• [Task input]

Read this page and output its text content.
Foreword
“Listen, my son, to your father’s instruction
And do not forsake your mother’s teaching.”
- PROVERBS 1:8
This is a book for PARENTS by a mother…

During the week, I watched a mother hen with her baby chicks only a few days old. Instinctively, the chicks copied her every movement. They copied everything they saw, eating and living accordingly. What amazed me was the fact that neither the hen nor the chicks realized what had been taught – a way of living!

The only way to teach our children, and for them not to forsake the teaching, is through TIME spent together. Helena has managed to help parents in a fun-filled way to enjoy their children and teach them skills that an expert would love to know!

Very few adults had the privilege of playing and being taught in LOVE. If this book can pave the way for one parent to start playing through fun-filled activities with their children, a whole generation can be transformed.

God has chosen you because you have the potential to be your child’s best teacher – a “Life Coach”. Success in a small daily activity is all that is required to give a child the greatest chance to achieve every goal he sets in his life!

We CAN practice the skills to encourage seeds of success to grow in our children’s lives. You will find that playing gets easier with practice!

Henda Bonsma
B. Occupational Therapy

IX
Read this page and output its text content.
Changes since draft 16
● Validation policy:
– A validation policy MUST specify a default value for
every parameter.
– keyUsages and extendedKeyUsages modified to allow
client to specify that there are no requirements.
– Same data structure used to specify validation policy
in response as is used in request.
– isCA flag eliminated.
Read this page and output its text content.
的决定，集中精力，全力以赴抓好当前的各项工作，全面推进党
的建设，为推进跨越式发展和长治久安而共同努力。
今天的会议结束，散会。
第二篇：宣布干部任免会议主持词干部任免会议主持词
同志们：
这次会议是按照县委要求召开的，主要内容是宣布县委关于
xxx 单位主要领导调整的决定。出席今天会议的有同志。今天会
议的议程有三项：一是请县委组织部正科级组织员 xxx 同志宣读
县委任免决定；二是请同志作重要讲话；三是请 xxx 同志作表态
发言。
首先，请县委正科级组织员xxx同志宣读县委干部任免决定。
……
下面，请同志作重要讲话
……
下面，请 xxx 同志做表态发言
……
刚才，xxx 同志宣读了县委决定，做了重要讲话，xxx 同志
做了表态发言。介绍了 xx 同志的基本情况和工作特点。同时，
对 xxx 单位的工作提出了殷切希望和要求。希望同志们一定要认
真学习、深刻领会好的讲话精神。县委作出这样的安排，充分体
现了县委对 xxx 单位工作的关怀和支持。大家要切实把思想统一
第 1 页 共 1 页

• [Goal]
Retype every entry above, word for word.

• [Written answer]
Read this page and output its text content.
Foreword
“Listen, my son, to your father’s instruction
And do not forsake your mother’s teaching.”
- PROVERBS 1:8
This is a book for PARENTS by a mother…

During the week, I watched a mother hen with her baby chicks only a few days old. Instinctively, the chicks copied her every movement. They copied everything they saw, eating and living accordingly. What amazed me was the fact that neither the hen nor the chicks realized what had been taught – a way of living!

The only way to teach our children, and for them not to forsake the teaching, is through TIME spent together. Helena has managed to help parents in a fun-filled way to enjoy their children and teach them skills that an expert would love to know!

Very few adults had the privilege of playing and being taught in LOVE. If this book can pave the way for one parent to start playing through fun-filled activities with their children, a whole generation can be transformed.

God has chosen you because you have the potential to be your child’s best teacher – a “Life Coach”. Success in a small daily activity is all that is required to give a child the greatest chance to achieve every goal he sets in his life!

We CAN practice the skills to encourage seeds of success to grow in our children’s lives. You will find that playing gets easier with practice!

Henda Bonsma
B. Occupational Therapy

IX
Read this page and output its text content.
Changes since draft 16
● Validation policy:
– A validation policy MUST specify a default value for
every parameter.
– keyUsages and extendedKeyUsages modified to allow
client to specify that there are no requirements.
– Same data structure used to specify validation policy
in response as is used in request.
– isCA flag eliminated.
Read this page and output its text content.
的决定，集中精力，全力以赴抓好当前的各项工作，全面推进党
的建设，为推进跨越式发展和长治久安而共同努力。
今天的会议结束，散会。
第二篇：宣布干部任免会议主持词干部任免会议主持词
同志们：
这次会议是按照县委要求召开的，主要内容是宣布县委关于
xxx 单位主要领导调整的决定。出席今天会议的有同志。今天会
议的议程有三项：一是请县委组织部正科级组织员 xxx 同志宣读
县委任免决定；二是请同志作重要讲话；三是请 xxx 同志作表态
发言。
首先，请县委正科级组织员xxx同志宣读县委干部任免决定。
……
下面，请同志作重要讲话
……
下面，请 xxx 同志做表态发言
……
刚才，xxx 同志宣读了县委决定，做了重要讲话，xxx 同志
做了表态发言。介绍了 xx 同志的基本情况和工作特点。同时，
对 xxx 单位的工作提出了殷切希望和要求。希望同志们一定要认
真学习、深刻领会好的讲话精神。县委作出这样的安排，充分体
现了县委对 xxx 单位工作的关怀和支持。大家要切实把思想统一
第 1 页 共 1 页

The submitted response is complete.